What you are asked to do
Copy all records verbatim.
═══ Data listing
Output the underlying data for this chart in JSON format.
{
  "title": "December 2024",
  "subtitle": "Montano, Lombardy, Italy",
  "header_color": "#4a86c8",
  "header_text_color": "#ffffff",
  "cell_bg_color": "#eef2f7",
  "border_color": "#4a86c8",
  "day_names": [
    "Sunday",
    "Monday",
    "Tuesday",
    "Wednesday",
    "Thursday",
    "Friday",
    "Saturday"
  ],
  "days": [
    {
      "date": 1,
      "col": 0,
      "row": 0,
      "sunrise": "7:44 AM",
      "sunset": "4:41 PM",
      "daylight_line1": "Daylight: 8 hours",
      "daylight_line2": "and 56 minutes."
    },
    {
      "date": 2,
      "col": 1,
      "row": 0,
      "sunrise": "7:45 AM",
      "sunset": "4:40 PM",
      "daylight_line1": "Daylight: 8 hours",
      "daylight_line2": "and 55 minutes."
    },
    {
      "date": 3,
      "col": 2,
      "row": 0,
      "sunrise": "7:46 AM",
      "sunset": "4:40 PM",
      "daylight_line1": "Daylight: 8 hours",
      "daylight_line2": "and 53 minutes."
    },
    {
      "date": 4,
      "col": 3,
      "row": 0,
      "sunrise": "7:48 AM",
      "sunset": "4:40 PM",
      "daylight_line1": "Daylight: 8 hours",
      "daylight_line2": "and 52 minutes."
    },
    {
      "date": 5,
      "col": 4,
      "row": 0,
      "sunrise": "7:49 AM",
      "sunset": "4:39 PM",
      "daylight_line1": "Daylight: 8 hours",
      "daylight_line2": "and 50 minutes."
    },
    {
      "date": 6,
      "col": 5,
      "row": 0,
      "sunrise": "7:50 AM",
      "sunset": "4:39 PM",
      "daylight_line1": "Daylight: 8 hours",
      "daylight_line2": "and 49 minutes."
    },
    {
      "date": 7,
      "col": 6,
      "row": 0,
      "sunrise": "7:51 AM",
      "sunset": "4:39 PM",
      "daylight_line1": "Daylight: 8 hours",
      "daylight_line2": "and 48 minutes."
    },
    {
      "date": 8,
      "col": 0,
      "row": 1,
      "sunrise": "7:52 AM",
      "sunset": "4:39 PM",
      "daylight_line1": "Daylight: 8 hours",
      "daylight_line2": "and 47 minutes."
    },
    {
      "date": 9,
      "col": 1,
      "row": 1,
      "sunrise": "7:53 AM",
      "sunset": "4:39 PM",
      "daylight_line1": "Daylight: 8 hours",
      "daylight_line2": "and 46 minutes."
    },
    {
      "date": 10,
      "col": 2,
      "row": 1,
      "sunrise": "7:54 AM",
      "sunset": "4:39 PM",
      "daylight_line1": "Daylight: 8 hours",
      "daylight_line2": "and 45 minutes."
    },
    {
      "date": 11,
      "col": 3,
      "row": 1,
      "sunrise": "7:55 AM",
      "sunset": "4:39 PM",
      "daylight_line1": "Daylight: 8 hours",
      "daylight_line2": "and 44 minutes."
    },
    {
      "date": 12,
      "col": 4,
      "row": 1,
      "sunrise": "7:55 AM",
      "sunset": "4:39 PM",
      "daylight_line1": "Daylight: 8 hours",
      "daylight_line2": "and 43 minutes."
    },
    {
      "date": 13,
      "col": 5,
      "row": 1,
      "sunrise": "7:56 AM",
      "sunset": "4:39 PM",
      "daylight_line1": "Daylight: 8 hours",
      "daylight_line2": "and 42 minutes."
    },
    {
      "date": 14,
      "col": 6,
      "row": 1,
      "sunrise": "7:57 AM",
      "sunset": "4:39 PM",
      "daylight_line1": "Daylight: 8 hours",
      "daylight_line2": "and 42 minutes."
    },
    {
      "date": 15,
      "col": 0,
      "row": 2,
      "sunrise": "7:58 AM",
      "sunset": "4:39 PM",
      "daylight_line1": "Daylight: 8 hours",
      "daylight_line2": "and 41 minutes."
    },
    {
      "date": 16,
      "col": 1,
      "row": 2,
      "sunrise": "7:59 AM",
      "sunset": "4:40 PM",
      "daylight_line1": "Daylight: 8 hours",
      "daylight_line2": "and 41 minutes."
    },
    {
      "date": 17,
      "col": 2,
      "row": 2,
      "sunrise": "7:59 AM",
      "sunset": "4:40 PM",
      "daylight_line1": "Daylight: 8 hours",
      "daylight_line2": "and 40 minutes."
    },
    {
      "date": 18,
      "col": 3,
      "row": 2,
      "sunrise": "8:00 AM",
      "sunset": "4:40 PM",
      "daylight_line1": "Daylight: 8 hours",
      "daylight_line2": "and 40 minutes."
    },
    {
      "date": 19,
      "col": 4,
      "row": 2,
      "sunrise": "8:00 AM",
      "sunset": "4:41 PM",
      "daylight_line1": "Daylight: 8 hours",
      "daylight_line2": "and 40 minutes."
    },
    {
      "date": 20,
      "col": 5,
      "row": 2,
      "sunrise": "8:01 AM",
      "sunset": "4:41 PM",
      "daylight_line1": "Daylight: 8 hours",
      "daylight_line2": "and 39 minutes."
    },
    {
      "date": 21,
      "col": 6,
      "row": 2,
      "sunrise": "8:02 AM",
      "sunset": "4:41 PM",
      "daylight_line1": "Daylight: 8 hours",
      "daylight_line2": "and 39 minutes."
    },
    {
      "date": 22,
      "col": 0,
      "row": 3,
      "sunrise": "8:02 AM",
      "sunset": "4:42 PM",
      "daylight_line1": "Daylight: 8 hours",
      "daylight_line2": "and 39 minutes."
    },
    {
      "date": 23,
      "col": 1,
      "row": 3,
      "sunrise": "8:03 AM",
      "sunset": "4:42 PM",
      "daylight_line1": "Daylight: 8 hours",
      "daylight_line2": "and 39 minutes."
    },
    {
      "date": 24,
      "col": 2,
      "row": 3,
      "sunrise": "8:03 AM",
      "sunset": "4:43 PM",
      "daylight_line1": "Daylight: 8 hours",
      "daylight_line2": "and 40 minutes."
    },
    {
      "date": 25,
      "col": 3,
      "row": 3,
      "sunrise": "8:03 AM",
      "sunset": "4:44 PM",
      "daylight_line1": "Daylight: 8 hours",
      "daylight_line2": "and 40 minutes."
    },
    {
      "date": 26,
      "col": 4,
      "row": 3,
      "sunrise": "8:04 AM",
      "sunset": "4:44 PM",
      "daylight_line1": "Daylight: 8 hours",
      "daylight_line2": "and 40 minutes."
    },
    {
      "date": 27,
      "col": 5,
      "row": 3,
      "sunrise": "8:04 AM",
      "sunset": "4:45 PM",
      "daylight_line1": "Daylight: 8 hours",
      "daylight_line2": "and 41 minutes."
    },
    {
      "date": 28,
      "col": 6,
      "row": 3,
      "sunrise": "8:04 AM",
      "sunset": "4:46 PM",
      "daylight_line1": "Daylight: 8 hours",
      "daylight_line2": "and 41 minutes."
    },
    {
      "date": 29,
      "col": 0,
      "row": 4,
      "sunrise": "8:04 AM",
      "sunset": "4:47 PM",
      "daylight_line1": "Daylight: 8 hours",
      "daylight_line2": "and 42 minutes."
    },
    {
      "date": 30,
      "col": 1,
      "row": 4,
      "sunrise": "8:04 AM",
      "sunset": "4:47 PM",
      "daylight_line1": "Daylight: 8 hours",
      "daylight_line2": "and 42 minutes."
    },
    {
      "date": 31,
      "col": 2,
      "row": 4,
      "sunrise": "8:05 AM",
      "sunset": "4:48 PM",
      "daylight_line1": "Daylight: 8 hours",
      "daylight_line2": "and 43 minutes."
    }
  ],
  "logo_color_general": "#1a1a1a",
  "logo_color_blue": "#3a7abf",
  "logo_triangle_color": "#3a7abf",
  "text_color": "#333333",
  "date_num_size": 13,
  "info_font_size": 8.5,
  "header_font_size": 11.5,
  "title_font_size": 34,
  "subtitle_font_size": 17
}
══════
The reply
Output the underlying data for this chart in JSON format.
{
  "title": "December 2024",
  "subtitle": "Montano, Lombardy, Italy",
  "header_color": "#4a86c8",
  "header_text_color": "#ffffff",
  "cell_bg_color": "#eef2f7",
  "border_color": "#4a86c8",
  "day_names": [
    "Sunday",
    "Monday",
    "Tuesday",
    "Wednesday",
    "Thursday",
    "Friday",
    "Saturday"
  ],
  "days": [
    {
      "date": 1,
      "col": 0,
      "row": 0,
      "sunrise": "7:44 AM",
      "sunset": "4:41 PM",
      "daylight_line1": "Daylight: 8 hours",
      "daylight_line2": "and 56 minutes."
    },
    {
      "date": 2,
      "col": 1,
      "row": 0,
      "sunrise": "7:45 AM",
      "sunset": "4:40 PM",
      "daylight_line1": "Daylight: 8 hours",
      "daylight_line2": "and 55 minutes."
    },
    {
      "date": 3,
      "col": 2,
      "row": 0,
      "sunrise": "7:46 AM",
      "sunset": "4:40 PM",
      "daylight_line1": "Daylight: 8 hours",
      "daylight_line2": "and 53 minutes."
    },
    {
      "date": 4,
      "col": 3,
      "row": 0,
      "sunrise": "7:48 AM",
      "sunset": "4:40 PM",
      "daylight_line1": "Daylight: 8 hours",
      "daylight_line2": "and 52 minutes."
    },
    {
      "date": 5,
      "col": 4,
      "row": 0,
      "sunrise": "7:49 AM",
      "sunset": "4:39 PM",
      "daylight_line1": "Daylight: 8 hours",
      "daylight_line2": "and 50 minutes."
    },
    {
      "date": 6,
      "col": 5,
      "row": 0,
      "sunrise": "7:50 AM",
      "sunset": "4:39 PM",
      "daylight_line1": "Daylight: 8 hours",
      "daylight_line2": "and 49 minutes."
    },
    {
      "date": 7,
      "col": 6,
      "row": 0,
      "sunrise": "7:51 AM",
      "sunset": "4:39 PM",
      "daylight_line1": "Daylight: 8 hours",
      "daylight_line2": "and 48 minutes."
    },
    {
      "date": 8,
      "col": 0,
      "row": 1,
      "sunrise": "7:52 AM",
      "sunset": "4:39 PM",
      "daylight_line1": "Daylight: 8 hours",
      "daylight_line2": "and 47 minutes."
    },
    {
      "date": 9,
      "col": 1,
      "row": 1,
      "sunrise": "7:53 AM",
      "sunset": "4:39 PM",
      "daylight_line1": "Daylight: 8 hours",
      "daylight_line2": "and 46 minutes."
    },
    {
      "date": 10,
      "col": 2,
      "row": 1,
      "sunrise": "7:54 AM",
      "sunset": "4:39 PM",
      "daylight_line1": "Daylight: 8 hours",
      "daylight_line2": "and 45 minutes."
    },
    {
      "date": 11,
      "col": 3,
      "row": 1,
      "sunrise": "7:55 AM",
      "sunset": "4:39 PM",
      "daylight_line1": "Daylight: 8 hours",
      "daylight_line2": "and 44 minutes."
    },
    {
      "date": 12,
      "col": 4,
      "row": 1,
      "sunrise": "7:55 AM",
      "sunset": "4:39 PM",
      "daylight_line1": "Daylight: 8 hours",
      "daylight_line2": "and 43 minutes."
    },
    {
      "date": 13,
      "col": 5,
      "row": 1,
      "sunrise": "7:56 AM",
      "sunset": "4:39 PM",
      "daylight_line1": "Daylight: 8 hours",
      "daylight_line2": "and 42 minutes."
    },
    {
      "date": 14,
      "col": 6,
      "row": 1,
      "sunrise": "7:57 AM",
      "sunset": "4:39 PM",
      "daylight_line1": "Daylight: 8 hours",
      "daylight_line2": "and 42 minutes."
    },
    {
      "date": 15,
      "col": 0,
      "row": 2,
      "sunrise": "7:58 AM",
      "sunset": "4:39 PM",
      "daylight_line1": "Daylight: 8 hours",
      "daylight_line2": "and 41 minutes."
    },
    {
      "date": 16,
      "col": 1,
      "row": 2,
      "sunrise": "7:59 AM",
      "sunset": "4:40 PM",
      "daylight_line1": "Daylight: 8 hours",
      "daylight_line2": "and 41 minutes."
    },
    {
      "date": 17,
      "col": 2,
      "row": 2,
      "sunrise": "7:59 AM",
      "sunset": "4:40 PM",
      "daylight_line1": "Daylight: 8 hours",
      "daylight_line2": "and 40 minutes."
    },
    {
      "date": 18,
      "col": 3,
      "row": 2,
      "sunrise": "8:00 AM",
      "sunset": "4:40 PM",
      "daylight_line1": "Daylight: 8 hours",
      "daylight_line2": "and 40 minutes."
    },
    {
      "date": 19,
      "col": 4,
      "row": 2,
      "sunrise": "8:00 AM",
      "sunset": "4:41 PM",
      "daylight_line1": "Daylight: 8 hours",
      "daylight_line2": "and 40 minutes."
    },
    {
      "date": 20,
      "col": 5,
      "row": 2,
      "sunrise": "8:01 AM",
      "sunset": "4:41 PM",
      "daylight_line1": "Daylight: 8 hours",
      "daylight_line2": "and 39 minutes."
    },
    {
      "date": 21,
      "col": 6,
      "row": 2,
      "sunrise": "8:02 AM",
      "sunset": "4:41 PM",
      "daylight_line1": "Daylight: 8 hours",
      "daylight_line2": "and 39 minutes."
    },
    {
      "date": 22,
      "col": 0,
      "row": 3,
      "sunrise": "8:02 AM",
      "sunset": "4:42 PM",
      "daylight_line1": "Daylight: 8 hours",
      "daylight_line2": "and 39 minutes."
    },
    {
      "date": 23,
      "col": 1,
      "row": 3,
      "sunrise": "8:03 AM",
      "sunset": "4:42 PM",
      "daylight_line1": "Daylight: 8 hours",
      "daylight_line2": "and 39 minutes."
    },
    {
      "date": 24,
      "col": 2,
      "row": 3,
      "sunrise": "8:03 AM",
      "sunset": "4:43 PM",
      "daylight_line1": "Daylight: 8 hours",
      "daylight_line2": "and 40 minutes."
    },
    {
      "date": 25,
      "col": 3,
      "row": 3,
      "sunrise": "8:03 AM",
      "sunset": "4:44 PM",
      "daylight_line1": "Daylight: 8 hours",
      "daylight_line2": "and 40 minutes."
    },
    {
      "date": 26,
      "col": 4,
      "row": 3,
      "sunrise": "8:04 AM",
      "sunset": "4:44 PM",
      "daylight_line1": "Daylight: 8 hours",
      "daylight_line2": "and 40 minutes."
    },
    {
      "date": 27,
      "col": 5,
      "row": 3,
      "sunrise": "8:04 AM",
      "sunset": "4:45 PM",
      "daylight_line1": "Daylight: 8 hours",
      "daylight_line2": "and 41 minutes."
    },
    {
      "date": 28,
      "col": 6,
      "row": 3,
      "sunrise": "8:04 AM",
      "sunset": "4:46 PM",
      "daylight_line1": "Daylight: 8 hours",
      "daylight_line2": "and 41 minutes."
    },
    {
      "date": 29,
      "col": 0,
      "row": 4,
      "sunrise": "8:04 AM",
      "sunset": "4:47 PM",
      "daylight_line1": "Daylight: 8 hours",
      "daylight_line2": "and 42 minutes."
    },
    {
      "date": 30,
      "col": 1,
      "row": 4,
      "sunrise": "8:04 AM",
      "sunset": "4:47 PM",
      "daylight_line1": "Daylight: 8 hours",
      "daylight_line2": "and 42 minutes."
    },
    {
      "date": 31,
      "col": 2,
      "row": 4,
      "sunrise": "8:05 AM",
      "sunset": "4:48 PM",
      "daylight_line1": "Daylight: 8 hours",
      "daylight_line2": "and 43 minutes."
    }
  ],
  "logo_color_general": "#1a1a1a",
  "logo_color_blue": "#3a7abf",
  "logo_triangle_color": "#3a7abf",
  "text_color": "#333333",
  "date_num_size": 13,
  "info_font_size": 8.5,
  "header_font_size": 11.5,
  "title_font_size": 34,
  "subtitle_font_size": 17
}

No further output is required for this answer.